**Element boundary records**
◇ ◇ ◇ ◇
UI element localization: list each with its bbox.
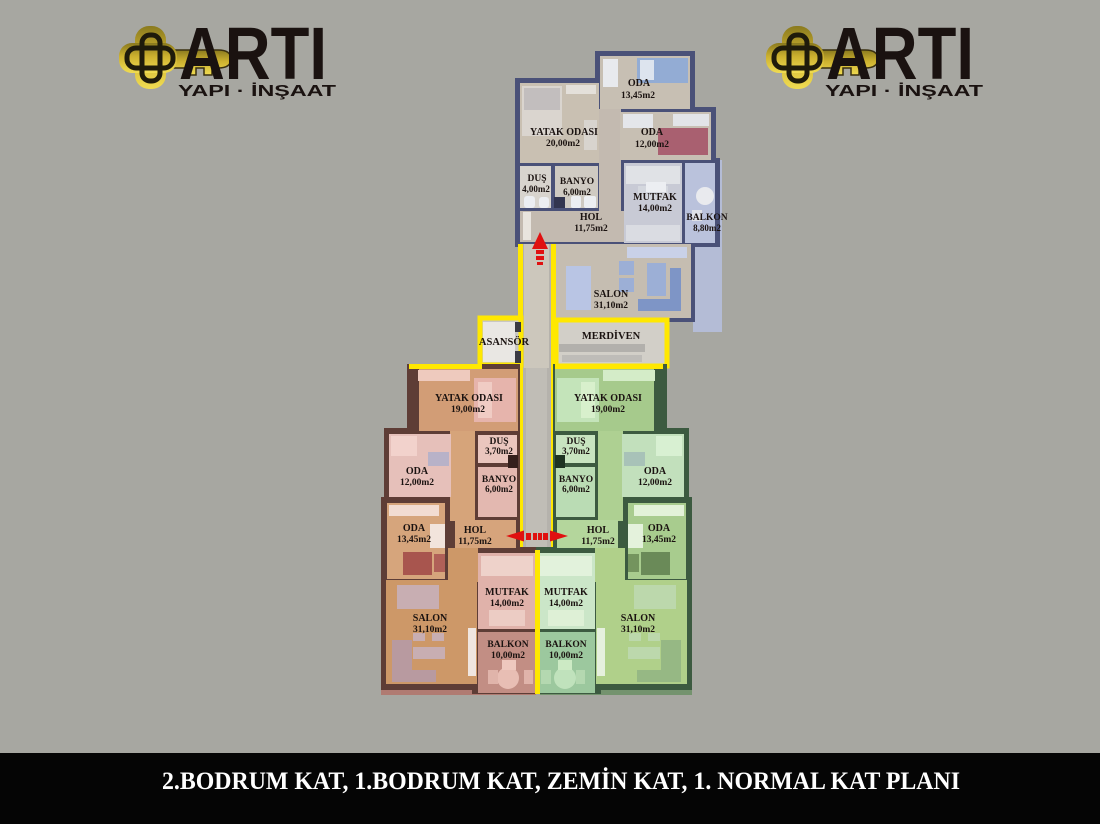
svg-text:DUŞ: DUŞ	[527, 174, 546, 184]
svg-text:ODA: ODA	[648, 523, 671, 534]
svg-text:HOL: HOL	[464, 525, 487, 536]
svg-text:ODA: ODA	[403, 523, 426, 534]
svg-text:31,10m2: 31,10m2	[594, 301, 628, 311]
svg-text:ODA: ODA	[406, 466, 429, 477]
svg-text:HOL: HOL	[580, 212, 603, 223]
svg-text:8,80m2: 8,80m2	[693, 223, 721, 233]
svg-text:20,00m2: 20,00m2	[546, 139, 580, 149]
svg-text:10,00m2: 10,00m2	[549, 651, 583, 661]
svg-text:19,00m2: 19,00m2	[451, 405, 485, 415]
svg-text:YATAK ODASI: YATAK ODASI	[530, 127, 598, 138]
svg-text:2.BODRUM KAT, 1.BODRUM KAT, ZE: 2.BODRUM KAT, 1.BODRUM KAT, ZEMİN KAT, 1…	[162, 767, 960, 795]
svg-text:BALKON: BALKON	[545, 640, 586, 650]
svg-text:3,70m2: 3,70m2	[562, 446, 590, 456]
svg-text:HOL: HOL	[587, 525, 610, 536]
svg-text:SALON: SALON	[594, 289, 629, 300]
svg-text:ODA: ODA	[628, 78, 651, 89]
svg-text:BALKON: BALKON	[686, 213, 727, 223]
svg-text:13,45m2: 13,45m2	[642, 535, 676, 545]
svg-text:BANYO: BANYO	[560, 177, 594, 187]
svg-text:12,00m2: 12,00m2	[400, 478, 434, 488]
svg-text:12,00m2: 12,00m2	[635, 140, 669, 150]
svg-text:14,00m2: 14,00m2	[638, 204, 672, 214]
svg-text:SALON: SALON	[413, 613, 448, 624]
svg-text:MERDİVEN: MERDİVEN	[582, 330, 641, 342]
svg-text:13,45m2: 13,45m2	[621, 91, 655, 101]
svg-text:ODA: ODA	[641, 127, 664, 138]
svg-text:19,00m2: 19,00m2	[591, 405, 625, 415]
svg-text:3,70m2: 3,70m2	[485, 446, 513, 456]
svg-text:11,75m2: 11,75m2	[458, 537, 492, 547]
svg-text:ASANSÖR: ASANSÖR	[479, 335, 530, 348]
svg-text:13,45m2: 13,45m2	[397, 535, 431, 545]
svg-text:10,00m2: 10,00m2	[491, 651, 525, 661]
svg-text:14,00m2: 14,00m2	[490, 599, 524, 609]
svg-text:11,75m2: 11,75m2	[574, 224, 608, 234]
svg-text:MUTFAK: MUTFAK	[485, 587, 529, 598]
svg-text:6,00m2: 6,00m2	[485, 484, 513, 494]
svg-text:YATAK ODASI: YATAK ODASI	[435, 393, 503, 404]
svg-text:31,10m2: 31,10m2	[413, 625, 447, 635]
svg-text:6,00m2: 6,00m2	[562, 484, 590, 494]
svg-text:11,75m2: 11,75m2	[581, 537, 615, 547]
svg-text:6,00m2: 6,00m2	[563, 187, 591, 197]
svg-text:MUTFAK: MUTFAK	[544, 587, 588, 598]
svg-text:MUTFAK: MUTFAK	[633, 192, 677, 203]
svg-text:4,00m2: 4,00m2	[522, 184, 550, 194]
svg-text:31,10m2: 31,10m2	[621, 625, 655, 635]
svg-text:SALON: SALON	[621, 613, 656, 624]
svg-text:YATAK ODASI: YATAK ODASI	[574, 393, 642, 404]
svg-text:BALKON: BALKON	[487, 640, 528, 650]
svg-text:14,00m2: 14,00m2	[549, 599, 583, 609]
svg-text:ODA: ODA	[644, 466, 667, 477]
svg-text:12,00m2: 12,00m2	[638, 478, 672, 488]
◇ ◇ ◇ ◇
**Goal of the exercise**
Reproduce the records above line for line, with every character unchanged, but omit the picture placeholders.

**In response**
UI element localization: list each with its bbox.
svg-text:DUŞ: DUŞ	[527, 174, 546, 184]
svg-text:ODA: ODA	[648, 523, 671, 534]
svg-text:HOL: HOL	[464, 525, 487, 536]
svg-text:ODA: ODA	[403, 523, 426, 534]
svg-text:31,10m2: 31,10m2	[594, 301, 628, 311]
svg-text:ODA: ODA	[406, 466, 429, 477]
svg-text:HOL: HOL	[580, 212, 603, 223]
svg-text:8,80m2: 8,80m2	[693, 223, 721, 233]
svg-text:20,00m2: 20,00m2	[546, 139, 580, 149]
svg-text:10,00m2: 10,00m2	[549, 651, 583, 661]
svg-text:19,00m2: 19,00m2	[451, 405, 485, 415]
svg-text:YATAK ODASI: YATAK ODASI	[530, 127, 598, 138]
svg-text:2.BODRUM KAT, 1.BODRUM KAT, ZE: 2.BODRUM KAT, 1.BODRUM KAT, ZEMİN KAT, 1…	[162, 767, 960, 795]
svg-text:BALKON: BALKON	[545, 640, 586, 650]
svg-text:3,70m2: 3,70m2	[562, 446, 590, 456]
svg-text:HOL: HOL	[587, 525, 610, 536]
svg-text:SALON: SALON	[594, 289, 629, 300]
svg-text:ODA: ODA	[628, 78, 651, 89]
svg-text:BALKON: BALKON	[686, 213, 727, 223]
svg-text:13,45m2: 13,45m2	[642, 535, 676, 545]
svg-text:BANYO: BANYO	[560, 177, 594, 187]
svg-text:12,00m2: 12,00m2	[400, 478, 434, 488]
svg-text:12,00m2: 12,00m2	[635, 140, 669, 150]
svg-text:14,00m2: 14,00m2	[638, 204, 672, 214]
svg-text:SALON: SALON	[413, 613, 448, 624]
svg-text:MERDİVEN: MERDİVEN	[582, 330, 641, 342]
svg-text:13,45m2: 13,45m2	[621, 91, 655, 101]
svg-text:ODA: ODA	[641, 127, 664, 138]
svg-text:19,00m2: 19,00m2	[591, 405, 625, 415]
svg-text:3,70m2: 3,70m2	[485, 446, 513, 456]
svg-text:11,75m2: 11,75m2	[458, 537, 492, 547]
svg-text:ASANSÖR: ASANSÖR	[479, 335, 530, 348]
svg-text:13,45m2: 13,45m2	[397, 535, 431, 545]
svg-text:10,00m2: 10,00m2	[491, 651, 525, 661]
svg-text:14,00m2: 14,00m2	[490, 599, 524, 609]
svg-text:11,75m2: 11,75m2	[574, 224, 608, 234]
svg-text:MUTFAK: MUTFAK	[485, 587, 529, 598]
svg-text:6,00m2: 6,00m2	[485, 484, 513, 494]
svg-text:YATAK ODASI: YATAK ODASI	[435, 393, 503, 404]
svg-text:31,10m2: 31,10m2	[413, 625, 447, 635]
svg-text:6,00m2: 6,00m2	[562, 484, 590, 494]
svg-text:11,75m2: 11,75m2	[581, 537, 615, 547]
svg-text:6,00m2: 6,00m2	[563, 187, 591, 197]
svg-text:MUTFAK: MUTFAK	[544, 587, 588, 598]
svg-text:MUTFAK: MUTFAK	[633, 192, 677, 203]
svg-text:4,00m2: 4,00m2	[522, 184, 550, 194]
svg-text:31,10m2: 31,10m2	[621, 625, 655, 635]
svg-text:SALON: SALON	[621, 613, 656, 624]
svg-text:YATAK ODASI: YATAK ODASI	[574, 393, 642, 404]
svg-text:BALKON: BALKON	[487, 640, 528, 650]
svg-text:14,00m2: 14,00m2	[549, 599, 583, 609]
svg-text:ODA: ODA	[644, 466, 667, 477]
svg-text:12,00m2: 12,00m2	[638, 478, 672, 488]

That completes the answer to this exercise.